DIRECTION:
Print the following material line for line, with every character kept as it is.

__________

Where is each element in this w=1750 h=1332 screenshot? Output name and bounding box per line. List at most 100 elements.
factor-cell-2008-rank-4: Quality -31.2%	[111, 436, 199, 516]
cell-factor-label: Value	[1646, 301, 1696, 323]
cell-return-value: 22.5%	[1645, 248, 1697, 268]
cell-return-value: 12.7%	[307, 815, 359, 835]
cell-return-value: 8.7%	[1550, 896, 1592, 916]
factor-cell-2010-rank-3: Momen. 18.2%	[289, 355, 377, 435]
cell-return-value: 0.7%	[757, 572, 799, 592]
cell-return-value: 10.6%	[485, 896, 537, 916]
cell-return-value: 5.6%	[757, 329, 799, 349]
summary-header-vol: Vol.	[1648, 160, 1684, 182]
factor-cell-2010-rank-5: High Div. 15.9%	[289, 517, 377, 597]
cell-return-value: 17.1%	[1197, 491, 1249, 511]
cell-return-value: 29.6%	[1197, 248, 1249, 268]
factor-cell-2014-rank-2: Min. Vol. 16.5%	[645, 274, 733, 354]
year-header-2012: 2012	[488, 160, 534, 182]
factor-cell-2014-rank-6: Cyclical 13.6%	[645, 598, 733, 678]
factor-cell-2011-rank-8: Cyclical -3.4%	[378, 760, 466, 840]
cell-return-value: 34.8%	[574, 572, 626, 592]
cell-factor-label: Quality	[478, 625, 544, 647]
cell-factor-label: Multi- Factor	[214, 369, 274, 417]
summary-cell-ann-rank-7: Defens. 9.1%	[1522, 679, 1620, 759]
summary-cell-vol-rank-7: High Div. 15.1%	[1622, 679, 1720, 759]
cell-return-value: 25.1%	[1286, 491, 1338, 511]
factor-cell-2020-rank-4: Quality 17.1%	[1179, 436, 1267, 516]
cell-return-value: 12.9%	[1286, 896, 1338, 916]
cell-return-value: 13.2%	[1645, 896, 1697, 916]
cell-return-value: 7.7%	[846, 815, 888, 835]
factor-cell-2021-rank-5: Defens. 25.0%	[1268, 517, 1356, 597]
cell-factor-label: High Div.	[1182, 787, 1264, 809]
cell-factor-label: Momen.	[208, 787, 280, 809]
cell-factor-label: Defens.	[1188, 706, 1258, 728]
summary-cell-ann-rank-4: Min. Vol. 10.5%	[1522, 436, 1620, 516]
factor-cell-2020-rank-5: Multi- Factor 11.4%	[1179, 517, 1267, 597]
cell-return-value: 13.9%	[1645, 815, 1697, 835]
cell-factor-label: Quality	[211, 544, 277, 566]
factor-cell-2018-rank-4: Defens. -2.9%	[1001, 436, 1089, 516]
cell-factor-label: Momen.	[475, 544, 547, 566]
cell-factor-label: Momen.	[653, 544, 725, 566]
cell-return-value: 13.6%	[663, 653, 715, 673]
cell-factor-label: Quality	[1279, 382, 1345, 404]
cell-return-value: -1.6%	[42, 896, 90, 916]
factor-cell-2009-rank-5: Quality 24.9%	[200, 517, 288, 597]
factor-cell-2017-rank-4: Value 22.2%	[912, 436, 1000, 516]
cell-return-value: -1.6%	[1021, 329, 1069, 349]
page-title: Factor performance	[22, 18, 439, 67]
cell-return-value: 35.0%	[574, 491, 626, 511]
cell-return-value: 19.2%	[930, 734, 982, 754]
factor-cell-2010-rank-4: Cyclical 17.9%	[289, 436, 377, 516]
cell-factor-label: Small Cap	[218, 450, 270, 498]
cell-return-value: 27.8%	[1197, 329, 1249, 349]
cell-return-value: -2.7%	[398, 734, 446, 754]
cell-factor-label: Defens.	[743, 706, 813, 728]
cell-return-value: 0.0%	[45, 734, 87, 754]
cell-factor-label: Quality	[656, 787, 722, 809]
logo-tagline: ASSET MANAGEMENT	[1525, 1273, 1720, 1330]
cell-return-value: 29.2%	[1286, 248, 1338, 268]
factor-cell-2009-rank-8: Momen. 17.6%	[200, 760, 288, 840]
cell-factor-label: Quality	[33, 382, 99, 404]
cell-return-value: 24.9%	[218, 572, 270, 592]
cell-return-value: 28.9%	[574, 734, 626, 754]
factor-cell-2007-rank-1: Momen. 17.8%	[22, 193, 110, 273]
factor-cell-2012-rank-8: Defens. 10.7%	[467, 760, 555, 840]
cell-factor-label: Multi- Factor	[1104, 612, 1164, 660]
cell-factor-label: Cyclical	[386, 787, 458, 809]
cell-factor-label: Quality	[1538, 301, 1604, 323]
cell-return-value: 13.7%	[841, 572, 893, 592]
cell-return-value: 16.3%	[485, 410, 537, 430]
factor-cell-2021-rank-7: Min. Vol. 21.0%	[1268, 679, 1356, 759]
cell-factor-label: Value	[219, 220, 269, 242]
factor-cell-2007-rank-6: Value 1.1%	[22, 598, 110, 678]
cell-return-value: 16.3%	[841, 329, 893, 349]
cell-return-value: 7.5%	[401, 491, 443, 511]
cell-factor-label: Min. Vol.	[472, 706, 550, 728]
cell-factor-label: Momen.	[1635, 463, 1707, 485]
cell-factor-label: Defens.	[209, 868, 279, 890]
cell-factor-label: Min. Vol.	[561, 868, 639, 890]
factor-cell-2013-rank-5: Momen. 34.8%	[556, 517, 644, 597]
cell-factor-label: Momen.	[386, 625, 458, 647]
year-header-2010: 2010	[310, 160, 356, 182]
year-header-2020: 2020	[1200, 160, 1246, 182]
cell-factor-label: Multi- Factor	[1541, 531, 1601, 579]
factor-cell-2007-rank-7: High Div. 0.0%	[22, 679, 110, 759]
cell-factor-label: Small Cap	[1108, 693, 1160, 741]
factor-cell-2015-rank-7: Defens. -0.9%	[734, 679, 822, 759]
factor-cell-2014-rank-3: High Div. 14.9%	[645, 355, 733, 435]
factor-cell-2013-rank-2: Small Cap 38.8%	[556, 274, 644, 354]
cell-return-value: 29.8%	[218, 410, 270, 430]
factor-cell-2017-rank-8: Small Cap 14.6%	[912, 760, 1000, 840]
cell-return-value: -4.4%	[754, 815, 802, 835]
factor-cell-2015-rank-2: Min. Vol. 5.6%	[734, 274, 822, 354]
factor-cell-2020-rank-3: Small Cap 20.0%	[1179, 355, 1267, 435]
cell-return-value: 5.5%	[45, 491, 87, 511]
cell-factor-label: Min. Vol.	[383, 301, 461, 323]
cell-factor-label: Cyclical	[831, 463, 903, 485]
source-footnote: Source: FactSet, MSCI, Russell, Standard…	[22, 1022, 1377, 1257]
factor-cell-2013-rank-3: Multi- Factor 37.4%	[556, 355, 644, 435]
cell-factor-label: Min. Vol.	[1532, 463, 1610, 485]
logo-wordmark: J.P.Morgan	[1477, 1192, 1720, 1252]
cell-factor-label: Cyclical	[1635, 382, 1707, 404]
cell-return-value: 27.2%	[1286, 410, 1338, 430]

__________

IN RESPONSE:
Where is each element in this w=1750 h=1332 screenshot? Output name and bounding box per line. List at most 100 elements.
factor-cell-2008-rank-4: Quality -31.2%	[111, 436, 199, 516]
cell-factor-label: Value	[1646, 301, 1696, 323]
cell-return-value: 22.5%	[1645, 248, 1697, 268]
cell-return-value: 12.7%	[307, 815, 359, 835]
cell-return-value: 8.7%	[1550, 896, 1592, 916]
factor-cell-2010-rank-3: Momen. 18.2%	[289, 355, 377, 435]
cell-return-value: 0.7%	[757, 572, 799, 592]
cell-return-value: 10.6%	[485, 896, 537, 916]
cell-return-value: 5.6%	[757, 329, 799, 349]
summary-header-vol: Vol.	[1648, 160, 1684, 182]
factor-cell-2010-rank-5: High Div. 15.9%	[289, 517, 377, 597]
cell-return-value: 17.1%	[1197, 491, 1249, 511]
cell-return-value: 29.6%	[1197, 248, 1249, 268]
factor-cell-2014-rank-2: Min. Vol. 16.5%	[645, 274, 733, 354]
year-header-2012: 2012	[488, 160, 534, 182]
factor-cell-2014-rank-6: Cyclical 13.6%	[645, 598, 733, 678]
factor-cell-2011-rank-8: Cyclical -3.4%	[378, 760, 466, 840]
cell-return-value: 34.8%	[574, 572, 626, 592]
cell-factor-label: Quality	[478, 625, 544, 647]
cell-factor-label: Multi- Factor	[214, 369, 274, 417]
summary-cell-ann-rank-7: Defens. 9.1%	[1522, 679, 1620, 759]
summary-cell-vol-rank-7: High Div. 15.1%	[1622, 679, 1720, 759]
cell-return-value: 25.1%	[1286, 491, 1338, 511]
factor-cell-2020-rank-4: Quality 17.1%	[1179, 436, 1267, 516]
cell-return-value: 12.9%	[1286, 896, 1338, 916]
cell-return-value: 13.2%	[1645, 896, 1697, 916]
cell-return-value: 7.7%	[846, 815, 888, 835]
factor-cell-2021-rank-5: Defens. 25.0%	[1268, 517, 1356, 597]
cell-factor-label: High Div.	[1182, 787, 1264, 809]
cell-factor-label: Momen.	[208, 787, 280, 809]
cell-factor-label: Defens.	[1188, 706, 1258, 728]
summary-cell-ann-rank-4: Min. Vol. 10.5%	[1522, 436, 1620, 516]
factor-cell-2020-rank-5: Multi- Factor 11.4%	[1179, 517, 1267, 597]
cell-return-value: 13.9%	[1645, 815, 1697, 835]
cell-factor-label: Quality	[211, 544, 277, 566]
factor-cell-2018-rank-4: Defens. -2.9%	[1001, 436, 1089, 516]
cell-factor-label: Momen.	[475, 544, 547, 566]
cell-factor-label: Momen.	[653, 544, 725, 566]
cell-return-value: 13.6%	[663, 653, 715, 673]
cell-factor-label: Quality	[1279, 382, 1345, 404]
cell-return-value: -1.6%	[42, 896, 90, 916]
factor-cell-2009-rank-5: Quality 24.9%	[200, 517, 288, 597]
factor-cell-2017-rank-4: Value 22.2%	[912, 436, 1000, 516]
cell-return-value: -1.6%	[1021, 329, 1069, 349]
page-title: Factor performance	[22, 18, 439, 67]
cell-return-value: 35.0%	[574, 491, 626, 511]
cell-return-value: 19.2%	[930, 734, 982, 754]
factor-cell-2010-rank-4: Cyclical 17.9%	[289, 436, 377, 516]
cell-factor-label: Small Cap	[218, 450, 270, 498]
cell-return-value: 27.8%	[1197, 329, 1249, 349]
cell-return-value: -2.7%	[398, 734, 446, 754]
cell-factor-label: Defens.	[743, 706, 813, 728]
cell-return-value: 0.0%	[45, 734, 87, 754]
cell-factor-label: Quality	[656, 787, 722, 809]
logo-tagline: ASSET MANAGEMENT	[1525, 1273, 1720, 1330]
cell-return-value: 29.2%	[1286, 248, 1338, 268]
factor-cell-2009-rank-8: Momen. 17.6%	[200, 760, 288, 840]
cell-factor-label: Quality	[33, 382, 99, 404]
cell-return-value: 24.9%	[218, 572, 270, 592]
cell-return-value: 28.9%	[574, 734, 626, 754]
factor-cell-2007-rank-1: Momen. 17.8%	[22, 193, 110, 273]
factor-cell-2012-rank-8: Defens. 10.7%	[467, 760, 555, 840]
cell-factor-label: Multi- Factor	[1104, 612, 1164, 660]
cell-factor-label: Cyclical	[386, 787, 458, 809]
cell-factor-label: Quality	[1538, 301, 1604, 323]
cell-return-value: 13.7%	[841, 572, 893, 592]
cell-return-value: 16.3%	[485, 410, 537, 430]
factor-cell-2021-rank-7: Min. Vol. 21.0%	[1268, 679, 1356, 759]
cell-factor-label: Value	[219, 220, 269, 242]
factor-cell-2007-rank-6: Value 1.1%	[22, 598, 110, 678]
cell-return-value: 16.3%	[841, 329, 893, 349]
cell-return-value: 7.5%	[401, 491, 443, 511]
cell-factor-label: Min. Vol.	[472, 706, 550, 728]
cell-factor-label: Momen.	[1635, 463, 1707, 485]
cell-factor-label: Defens.	[209, 868, 279, 890]
cell-factor-label: Min. Vol.	[561, 868, 639, 890]
factor-cell-2013-rank-5: Momen. 34.8%	[556, 517, 644, 597]
cell-factor-label: Momen.	[386, 625, 458, 647]
year-header-2010: 2010	[310, 160, 356, 182]
year-header-2020: 2020	[1200, 160, 1246, 182]
cell-factor-label: Multi- Factor	[1541, 531, 1601, 579]
factor-cell-2007-rank-7: High Div. 0.0%	[22, 679, 110, 759]
cell-factor-label: Small Cap	[1108, 693, 1160, 741]
factor-cell-2015-rank-7: Defens. -0.9%	[734, 679, 822, 759]
factor-cell-2014-rank-3: High Div. 14.9%	[645, 355, 733, 435]
factor-cell-2013-rank-2: Small Cap 38.8%	[556, 274, 644, 354]
cell-return-value: 29.8%	[218, 410, 270, 430]
factor-cell-2017-rank-8: Small Cap 14.6%	[912, 760, 1000, 840]
cell-return-value: -4.4%	[754, 815, 802, 835]
factor-cell-2015-rank-2: Min. Vol. 5.6%	[734, 274, 822, 354]
factor-cell-2020-rank-3: Small Cap 20.0%	[1179, 355, 1267, 435]
cell-return-value: 5.5%	[45, 491, 87, 511]
cell-factor-label: Min. Vol.	[383, 301, 461, 323]
cell-factor-label: Cyclical	[831, 463, 903, 485]
source-footnote: Source: FactSet, MSCI, Russell, Standard…	[22, 1022, 1377, 1257]
factor-cell-2013-rank-3: Multi- Factor 37.4%	[556, 355, 644, 435]
cell-factor-label: Min. Vol.	[1532, 463, 1610, 485]
logo-wordmark: J.P.Morgan	[1477, 1192, 1720, 1252]
cell-factor-label: Cyclical	[1635, 382, 1707, 404]
cell-return-value: 27.2%	[1286, 410, 1338, 430]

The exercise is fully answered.